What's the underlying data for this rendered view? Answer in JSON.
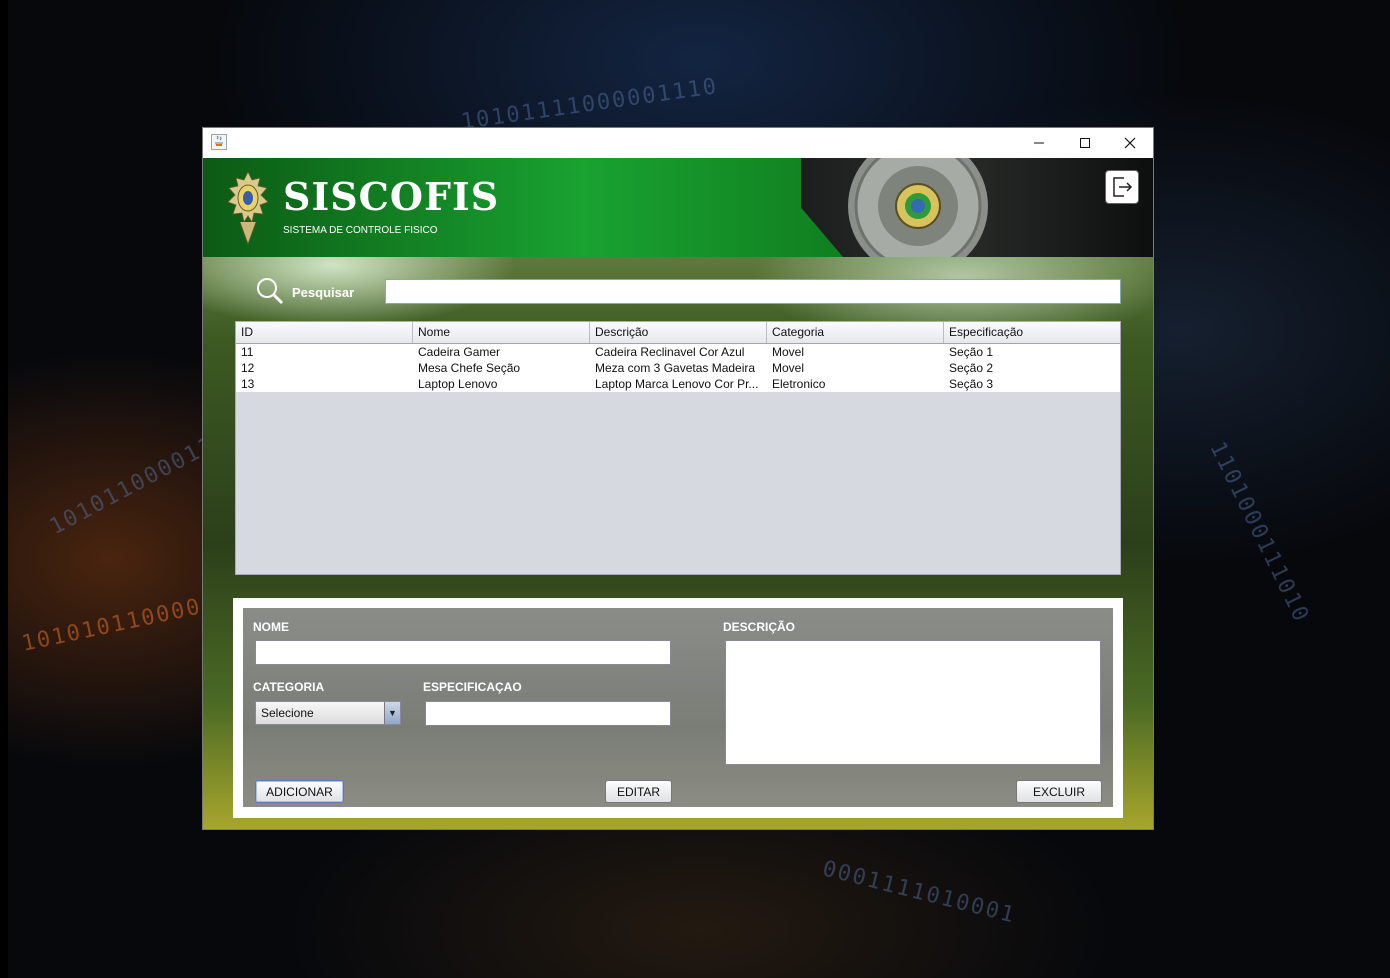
{
  "window": {
    "minimize_glyph": "—",
    "maximize_glyph": "☐",
    "close_glyph": "✕"
  },
  "header": {
    "title": "SISCOFIS",
    "subtitle": "SISTEMA DE CONTROLE FISICO",
    "logout_icon": "logout-icon"
  },
  "search": {
    "label": "Pesquisar",
    "value": "",
    "placeholder": ""
  },
  "table": {
    "columns": [
      "ID",
      "Nome",
      "Descrição",
      "Categoria",
      "Especificação"
    ],
    "rows": [
      [
        "11",
        "Cadeira Gamer",
        "Cadeira Reclinavel Cor Azul",
        "Movel",
        "Seção 1"
      ],
      [
        "12",
        "Mesa Chefe Seção",
        "Meza com 3 Gavetas Madeira",
        "Movel",
        "Seção 2"
      ],
      [
        "13",
        "Laptop Lenovo",
        "Laptop Marca Lenovo Cor Pr...",
        "Eletronico",
        "Seção 3"
      ]
    ]
  },
  "form": {
    "nome_label": "NOME",
    "nome_value": "",
    "descricao_label": "DESCRIÇÃO",
    "descricao_value": "",
    "categoria_label": "CATEGORIA",
    "categoria_selected": "Selecione",
    "especificacao_label": "ESPECIFICAÇAO",
    "especificacao_value": "",
    "add_button": "ADICIONAR",
    "edit_button": "EDITAR",
    "delete_button": "EXCLUIR"
  },
  "colors": {
    "header_green": "#19a231",
    "table_bg": "#d6d9e0",
    "form_bg": "#8a8c88"
  }
}
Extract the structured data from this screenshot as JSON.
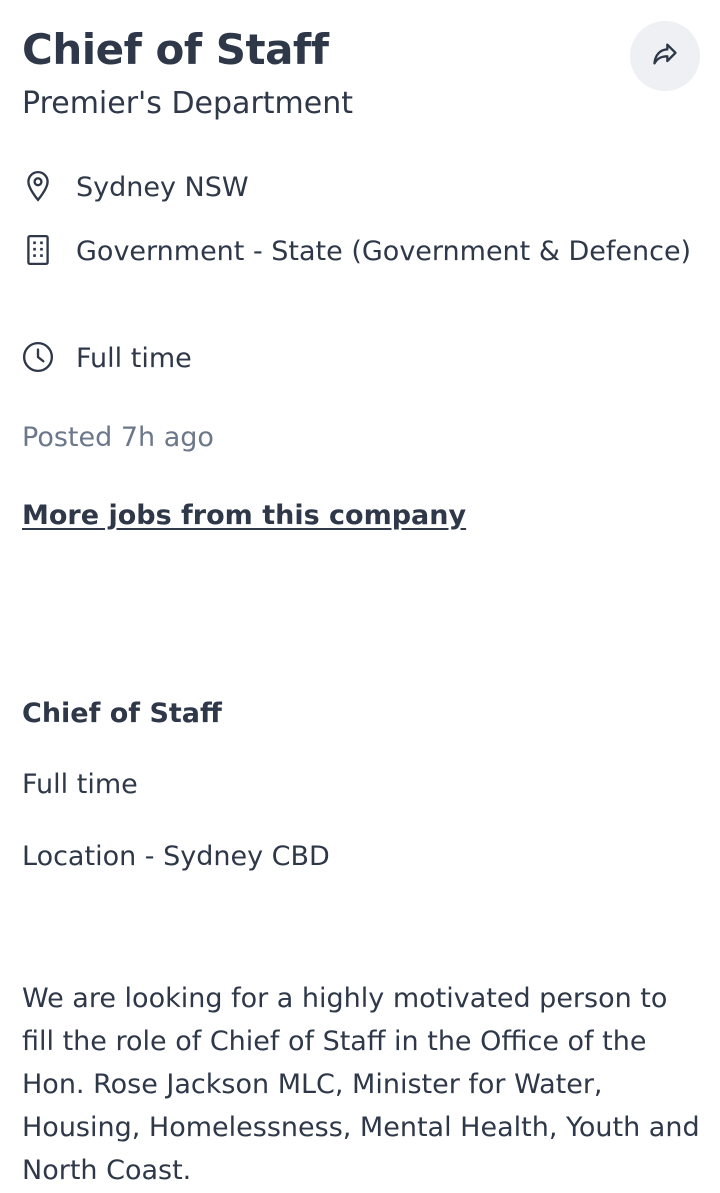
{
  "header": {
    "title": "Chief of Staff",
    "company": "Premier's Department",
    "share_icon": "share-arrow-icon"
  },
  "meta": {
    "location": {
      "icon": "location-pin-icon",
      "text": "Sydney NSW"
    },
    "industry": {
      "icon": "building-icon",
      "text": "Government - State (Government & Defence)"
    },
    "work_type": {
      "icon": "clock-icon",
      "text": "Full time"
    }
  },
  "posted": "Posted 7h ago",
  "more_jobs_link": "More jobs from this company",
  "description": {
    "heading": "Chief of Staff",
    "line1": "Full time",
    "line2": "Location - Sydney CBD",
    "paragraph": "We are looking for a highly motivated person to fill the role of Chief of Staff in the Office of the Hon. Rose Jackson MLC, Minister for Water, Housing, Homelessness, Mental Health, Youth and North Coast."
  },
  "colors": {
    "text": "#2e3849",
    "muted": "#6b778a",
    "share_bg": "#eef0f3"
  }
}
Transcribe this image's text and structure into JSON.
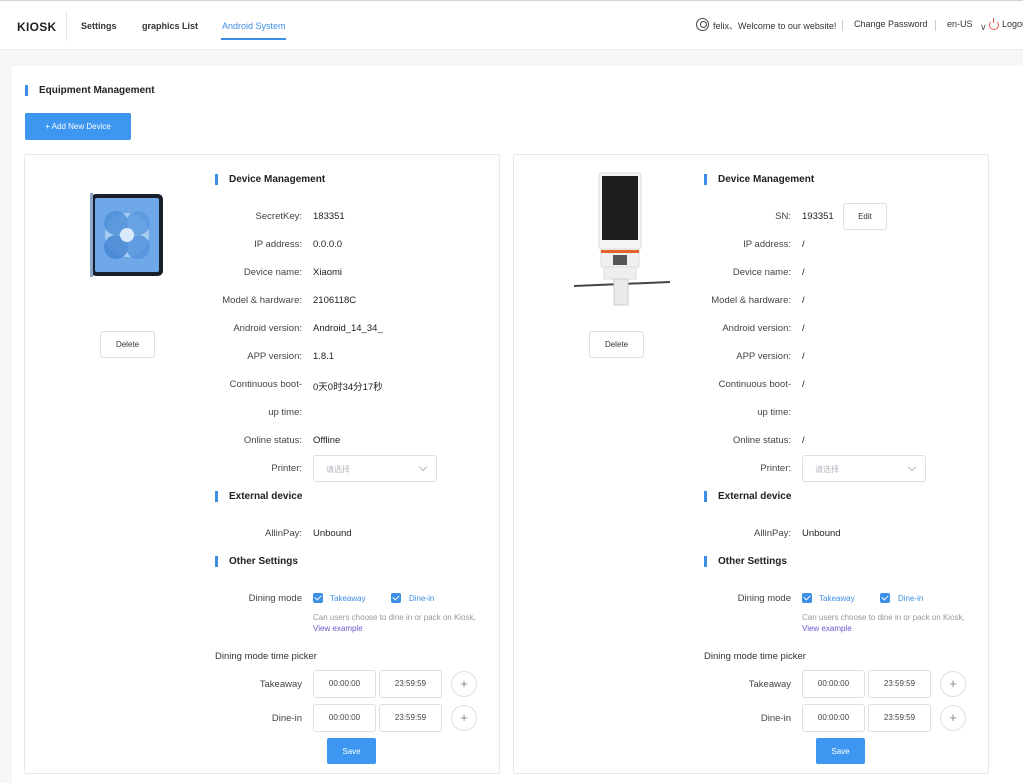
{
  "header": {
    "brand": "KIOSK",
    "nav": [
      "Settings",
      "graphics List",
      "Android System"
    ],
    "welcome": "felix、Welcome to our website!",
    "change_password": "Change Password",
    "language": "en-US",
    "logout": "Logout"
  },
  "page": {
    "title": "Equipment Management",
    "add_button": "+ Add New Device"
  },
  "colors": {
    "accent": "#3d8fe6",
    "danger": "#e65a4e"
  },
  "cards": [
    {
      "device_image": "tablet-image",
      "delete_label": "Delete",
      "sections": {
        "device": "Device Management",
        "external": "External device",
        "other": "Other Settings"
      },
      "fields": [
        {
          "label": "SecretKey:",
          "value": "183351"
        },
        {
          "label": "IP address:",
          "value": "0.0.0.0"
        },
        {
          "label": "Device name:",
          "value": "Xiaomi"
        },
        {
          "label": "Model & hardware:",
          "value": "2106118C"
        },
        {
          "label": "Android version:",
          "value": "Android_14_34_"
        },
        {
          "label": "APP version:",
          "value": "1.8.1"
        },
        {
          "label": "Continuous boot-",
          "value": "0天0时34分17秒"
        },
        {
          "label": "up time:",
          "value": ""
        },
        {
          "label": "Online status:",
          "value": "Offline"
        }
      ],
      "printer_label": "Printer:",
      "printer_placeholder": "请选择",
      "allinpay_label": "AllinPay:",
      "allinpay_value": "Unbound",
      "dining_mode_label": "Dining mode",
      "takeaway_label": "Takeaway",
      "dinein_label": "Dine-in",
      "dining_hint": "Can users choose to dine in or pack on Kiosk,",
      "view_example": "View example",
      "time_picker_title": "Dining mode time picker",
      "takeaway_row": "Takeaway",
      "dinein_row": "Dine-in",
      "takeaway_start": "00:00:00",
      "takeaway_end": "23:59:59",
      "dinein_start": "00:00:00",
      "dinein_end": "23:59:59",
      "save_label": "Save"
    },
    {
      "device_image": "kiosk-image",
      "delete_label": "Delete",
      "edit_label": "Edit",
      "sections": {
        "device": "Device Management",
        "external": "External device",
        "other": "Other Settings"
      },
      "fields": [
        {
          "label": "SN:",
          "value": "193351"
        },
        {
          "label": "IP address:",
          "value": "/"
        },
        {
          "label": "Device name:",
          "value": "/"
        },
        {
          "label": "Model & hardware:",
          "value": "/"
        },
        {
          "label": "Android version:",
          "value": "/"
        },
        {
          "label": "APP version:",
          "value": "/"
        },
        {
          "label": "Continuous boot-",
          "value": "/"
        },
        {
          "label": "up time:",
          "value": ""
        },
        {
          "label": "Online status:",
          "value": "/"
        }
      ],
      "printer_label": "Printer:",
      "printer_placeholder": "请选择",
      "allinpay_label": "AllinPay:",
      "allinpay_value": "Unbound",
      "dining_mode_label": "Dining mode",
      "takeaway_label": "Takeaway",
      "dinein_label": "Dine-in",
      "dining_hint": "Can users choose to dine in or pack on Kiosk,",
      "view_example": "View example",
      "time_picker_title": "Dining mode time picker",
      "takeaway_row": "Takeaway",
      "dinein_row": "Dine-in",
      "takeaway_start": "00:00:00",
      "takeaway_end": "23:59:59",
      "dinein_start": "00:00:00",
      "dinein_end": "23:59:59",
      "save_label": "Save"
    }
  ]
}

Exercise directions: Copy every record above exactly, leaving out any pictures.

Solution to the exercise:
What's the underlying data for this rendered view? Answer in JSON.
{
  "window": {
    "minimize_glyph": "—",
    "maximize_glyph": "☐",
    "close_glyph": "✕"
  },
  "header": {
    "title": "SISCOFIS",
    "subtitle": "SISTEMA DE CONTROLE FISICO",
    "logout_icon": "logout-icon"
  },
  "search": {
    "label": "Pesquisar",
    "value": "",
    "placeholder": ""
  },
  "table": {
    "columns": [
      "ID",
      "Nome",
      "Descrição",
      "Categoria",
      "Especificação"
    ],
    "rows": [
      [
        "11",
        "Cadeira Gamer",
        "Cadeira Reclinavel Cor Azul",
        "Movel",
        "Seção 1"
      ],
      [
        "12",
        "Mesa Chefe Seção",
        "Meza com 3 Gavetas Madeira",
        "Movel",
        "Seção 2"
      ],
      [
        "13",
        "Laptop Lenovo",
        "Laptop Marca Lenovo Cor Pr...",
        "Eletronico",
        "Seção 3"
      ]
    ]
  },
  "form": {
    "nome_label": "NOME",
    "nome_value": "",
    "descricao_label": "DESCRIÇÃO",
    "descricao_value": "",
    "categoria_label": "CATEGORIA",
    "categoria_selected": "Selecione",
    "especificacao_label": "ESPECIFICAÇAO",
    "especificacao_value": "",
    "add_button": "ADICIONAR",
    "edit_button": "EDITAR",
    "delete_button": "EXCLUIR"
  },
  "colors": {
    "header_green": "#19a231",
    "table_bg": "#d6d9e0",
    "form_bg": "#8a8c88"
  }
}
Extract the structured data from this screenshot as JSON.
{
  "header": {
    "title": "Chief of Staff",
    "company": "Premier's Department",
    "share_icon": "share-arrow-icon"
  },
  "meta": {
    "location": {
      "icon": "location-pin-icon",
      "text": "Sydney NSW"
    },
    "industry": {
      "icon": "building-icon",
      "text": "Government - State (Government & Defence)"
    },
    "work_type": {
      "icon": "clock-icon",
      "text": "Full time"
    }
  },
  "posted": "Posted 7h ago",
  "more_jobs_link": "More jobs from this company",
  "description": {
    "heading": "Chief of Staff",
    "line1": "Full time",
    "line2": "Location - Sydney CBD",
    "paragraph": "We are looking for a highly motivated person to fill the role of Chief of Staff in the Office of the Hon. Rose Jackson MLC, Minister for Water, Housing, Homelessness, Mental Health, Youth and North Coast."
  },
  "colors": {
    "text": "#2e3849",
    "muted": "#6b778a",
    "share_bg": "#eef0f3"
  }
}
Transcribe this image's text and structure into JSON.
{
  "header": {
    "brand": "KIOSK",
    "nav": [
      "Settings",
      "graphics List",
      "Android System"
    ],
    "welcome": "felix、Welcome to our website!",
    "change_password": "Change Password",
    "language": "en-US",
    "logout": "Logout"
  },
  "page": {
    "title": "Equipment Management",
    "add_button": "+ Add New Device"
  },
  "colors": {
    "accent": "#3d8fe6",
    "danger": "#e65a4e"
  },
  "cards": [
    {
      "device_image": "tablet-image",
      "delete_label": "Delete",
      "sections": {
        "device": "Device Management",
        "external": "External device",
        "other": "Other Settings"
      },
      "fields": [
        {
          "label": "SecretKey:",
          "value": "183351"
        },
        {
          "label": "IP address:",
          "value": "0.0.0.0"
        },
        {
          "label": "Device name:",
          "value": "Xiaomi"
        },
        {
          "label": "Model & hardware:",
          "value": "2106118C"
        },
        {
          "label": "Android version:",
          "value": "Android_14_34_"
        },
        {
          "label": "APP version:",
          "value": "1.8.1"
        },
        {
          "label": "Continuous boot-",
          "value": "0天0时34分17秒"
        },
        {
          "label": "up time:",
          "value": ""
        },
        {
          "label": "Online status:",
          "value": "Offline"
        }
      ],
      "printer_label": "Printer:",
      "printer_placeholder": "请选择",
      "allinpay_label": "AllinPay:",
      "allinpay_value": "Unbound",
      "dining_mode_label": "Dining mode",
      "takeaway_label": "Takeaway",
      "dinein_label": "Dine-in",
      "dining_hint": "Can users choose to dine in or pack on Kiosk,",
      "view_example": "View example",
      "time_picker_title": "Dining mode time picker",
      "takeaway_row": "Takeaway",
      "dinein_row": "Dine-in",
      "takeaway_start": "00:00:00",
      "takeaway_end": "23:59:59",
      "dinein_start": "00:00:00",
      "dinein_end": "23:59:59",
      "save_label": "Save"
    },
    {
      "device_image": "kiosk-image",
      "delete_label": "Delete",
      "edit_label": "Edit",
      "sections": {
        "device": "Device Management",
        "external": "External device",
        "other": "Other Settings"
      },
      "fields": [
        {
          "label": "SN:",
          "value": "193351"
        },
        {
          "label": "IP address:",
          "value": "/"
        },
        {
          "label": "Device name:",
          "value": "/"
        },
        {
          "label": "Model & hardware:",
          "value": "/"
        },
        {
          "label": "Android version:",
          "value": "/"
        },
        {
          "label": "APP version:",
          "value": "/"
        },
        {
          "label": "Continuous boot-",
          "value": "/"
        },
        {
          "label": "up time:",
          "value": ""
        },
        {
          "label": "Online status:",
          "value": "/"
        }
      ],
      "printer_label": "Printer:",
      "printer_placeholder": "请选择",
      "allinpay_label": "AllinPay:",
      "allinpay_value": "Unbound",
      "dining_mode_label": "Dining mode",
      "takeaway_label": "Takeaway",
      "dinein_label": "Dine-in",
      "dining_hint": "Can users choose to dine in or pack on Kiosk,",
      "view_example": "View example",
      "time_picker_title": "Dining mode time picker",
      "takeaway_row": "Takeaway",
      "dinein_row": "Dine-in",
      "takeaway_start": "00:00:00",
      "takeaway_end": "23:59:59",
      "dinein_start": "00:00:00",
      "dinein_end": "23:59:59",
      "save_label": "Save"
    }
  ]
}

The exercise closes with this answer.